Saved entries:
# # # # #
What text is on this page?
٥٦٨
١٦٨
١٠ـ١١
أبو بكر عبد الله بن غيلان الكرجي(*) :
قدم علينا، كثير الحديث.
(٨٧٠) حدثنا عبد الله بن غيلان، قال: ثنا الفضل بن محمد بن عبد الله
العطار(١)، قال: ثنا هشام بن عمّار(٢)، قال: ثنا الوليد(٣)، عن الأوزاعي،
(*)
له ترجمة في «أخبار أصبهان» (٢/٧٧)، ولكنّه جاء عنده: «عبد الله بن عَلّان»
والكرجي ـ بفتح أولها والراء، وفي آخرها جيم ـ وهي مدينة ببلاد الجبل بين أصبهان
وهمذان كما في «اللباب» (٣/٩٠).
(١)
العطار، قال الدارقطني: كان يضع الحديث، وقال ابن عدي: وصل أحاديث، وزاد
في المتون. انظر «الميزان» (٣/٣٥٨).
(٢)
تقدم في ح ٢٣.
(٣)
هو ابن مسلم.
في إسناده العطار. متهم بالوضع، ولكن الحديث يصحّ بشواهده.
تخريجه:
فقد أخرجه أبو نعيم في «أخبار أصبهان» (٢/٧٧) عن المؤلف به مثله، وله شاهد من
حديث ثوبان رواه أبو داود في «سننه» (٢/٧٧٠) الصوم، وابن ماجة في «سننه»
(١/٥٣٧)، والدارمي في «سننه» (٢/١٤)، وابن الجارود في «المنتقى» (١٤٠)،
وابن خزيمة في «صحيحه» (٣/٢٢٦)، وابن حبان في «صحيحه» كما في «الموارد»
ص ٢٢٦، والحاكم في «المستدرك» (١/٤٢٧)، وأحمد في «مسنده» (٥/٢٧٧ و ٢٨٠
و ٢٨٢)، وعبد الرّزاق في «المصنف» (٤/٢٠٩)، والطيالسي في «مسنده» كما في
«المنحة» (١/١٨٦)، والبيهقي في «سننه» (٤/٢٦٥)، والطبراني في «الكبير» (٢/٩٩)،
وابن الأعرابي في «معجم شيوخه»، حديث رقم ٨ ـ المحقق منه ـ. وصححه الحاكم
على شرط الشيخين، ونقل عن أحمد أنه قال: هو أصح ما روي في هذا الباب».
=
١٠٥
# # # # #
Work to do
Every line of the data above should be reproduced word for word.

Exercise solution
What text is on this page?
٥٦٨
١٦٨
١٠ـ١١
أبو بكر عبد الله بن غيلان الكرجي(*) :
قدم علينا، كثير الحديث.
(٨٧٠) حدثنا عبد الله بن غيلان، قال: ثنا الفضل بن محمد بن عبد الله
العطار(١)، قال: ثنا هشام بن عمّار(٢)، قال: ثنا الوليد(٣)، عن الأوزاعي،
(*)
له ترجمة في «أخبار أصبهان» (٢/٧٧)، ولكنّه جاء عنده: «عبد الله بن عَلّان»
والكرجي ـ بفتح أولها والراء، وفي آخرها جيم ـ وهي مدينة ببلاد الجبل بين أصبهان
وهمذان كما في «اللباب» (٣/٩٠).
(١)
العطار، قال الدارقطني: كان يضع الحديث، وقال ابن عدي: وصل أحاديث، وزاد
في المتون. انظر «الميزان» (٣/٣٥٨).
(٢)
تقدم في ح ٢٣.
(٣)
هو ابن مسلم.
في إسناده العطار. متهم بالوضع، ولكن الحديث يصحّ بشواهده.
تخريجه:
فقد أخرجه أبو نعيم في «أخبار أصبهان» (٢/٧٧) عن المؤلف به مثله، وله شاهد من
حديث ثوبان رواه أبو داود في «سننه» (٢/٧٧٠) الصوم، وابن ماجة في «سننه»
(١/٥٣٧)، والدارمي في «سننه» (٢/١٤)، وابن الجارود في «المنتقى» (١٤٠)،
وابن خزيمة في «صحيحه» (٣/٢٢٦)، وابن حبان في «صحيحه» كما في «الموارد»
ص ٢٢٦، والحاكم في «المستدرك» (١/٤٢٧)، وأحمد في «مسنده» (٥/٢٧٧ و ٢٨٠
و ٢٨٢)، وعبد الرّزاق في «المصنف» (٤/٢٠٩)، والطيالسي في «مسنده» كما في
«المنحة» (١/١٨٦)، والبيهقي في «سننه» (٤/٢٦٥)، والطبراني في «الكبير» (٢/٩٩)،
وابن الأعرابي في «معجم شيوخه»، حديث رقم ٨ ـ المحقق منه ـ. وصححه الحاكم
على شرط الشيخين، ونقل عن أحمد أنه قال: هو أصح ما روي في هذا الباب».
=
١٠٥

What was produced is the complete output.